- SHORT TASK:
Quote the whole listing exactly. Leave the pictures out of your copy.

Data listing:
# # # #

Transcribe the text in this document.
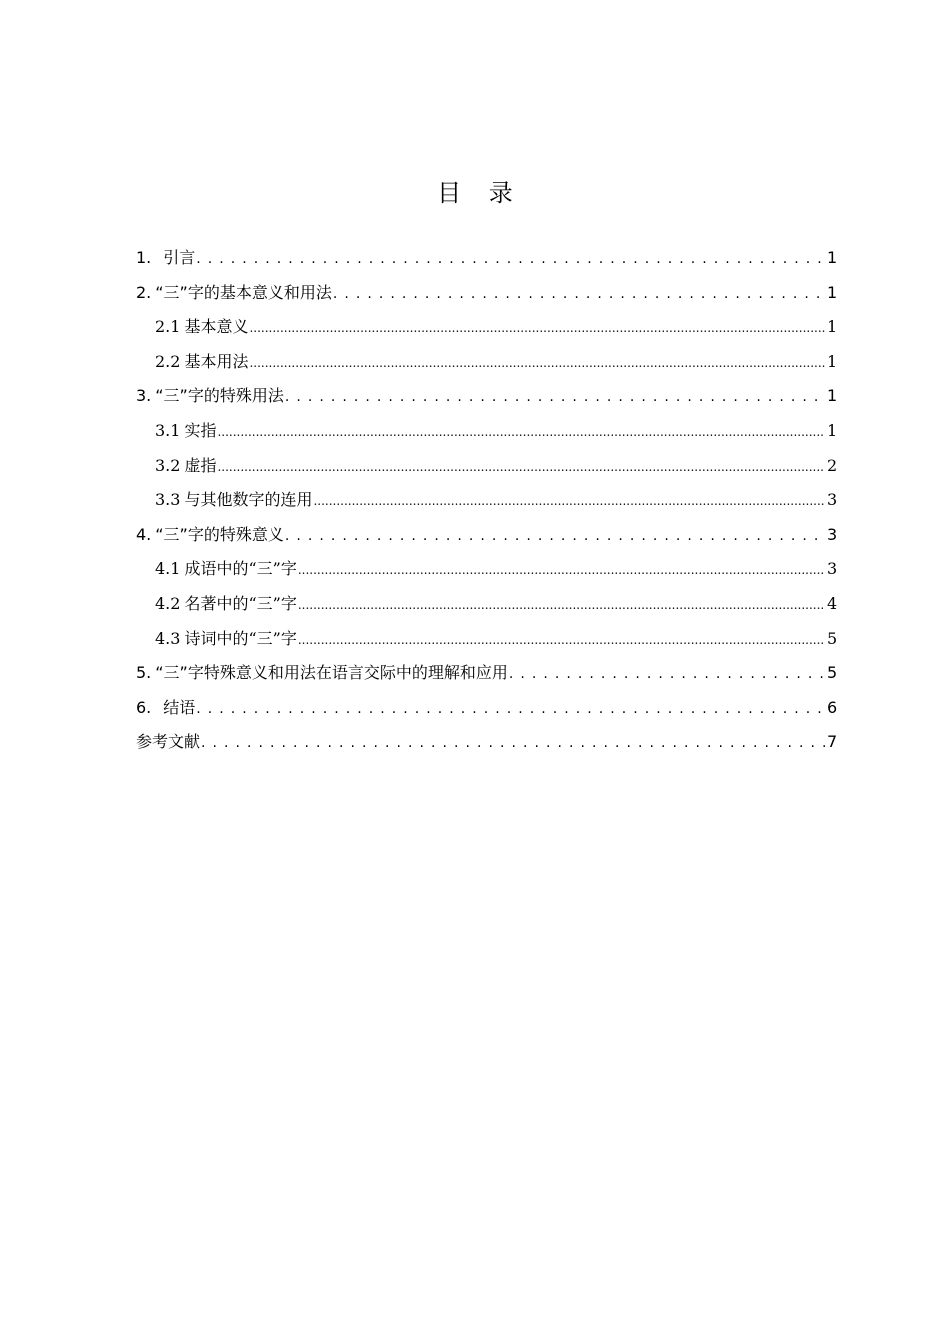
目 录
1. 引言 . . .	1
2. “三”字的基本意义和用法 . . .	1
2.1 基本意义 .....	1
2.2 基本用法 .....	1
3. “三”字的特殊用法 . . .	1
3.1 实指 .....	1
3.2 虚指 .....	2
3.3 与其他数字的连用 .....	3
4. “三”字的特殊意义 . . .	3
4.1 成语中的“三”字 .....	3
4.2 名著中的“三”字 .....	4
4.3 诗词中的“三”字 .....	5
5. “三”字特殊意义和用法在语言交际中的理解和应用 . . .	5
6. 结语 . . .	6
参考文献 . . .	7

# # # #

- WRITTEN RESPONSE:
Transcribe the text in this document.
目 录
1. 引言 . . .	1
2. “三”字的基本意义和用法 . . .	1
2.1 基本意义 .....	1
2.2 基本用法 .....	1
3. “三”字的特殊用法 . . .	1
3.1 实指 .....	1
3.2 虚指 .....	2
3.3 与其他数字的连用 .....	3
4. “三”字的特殊意义 . . .	3
4.1 成语中的“三”字 .....	3
4.2 名著中的“三”字 .....	4
4.3 诗词中的“三”字 .....	5
5. “三”字特殊意义和用法在语言交际中的理解和应用 . . .	5
6. 结语 . . .	6
参考文献 . . .	7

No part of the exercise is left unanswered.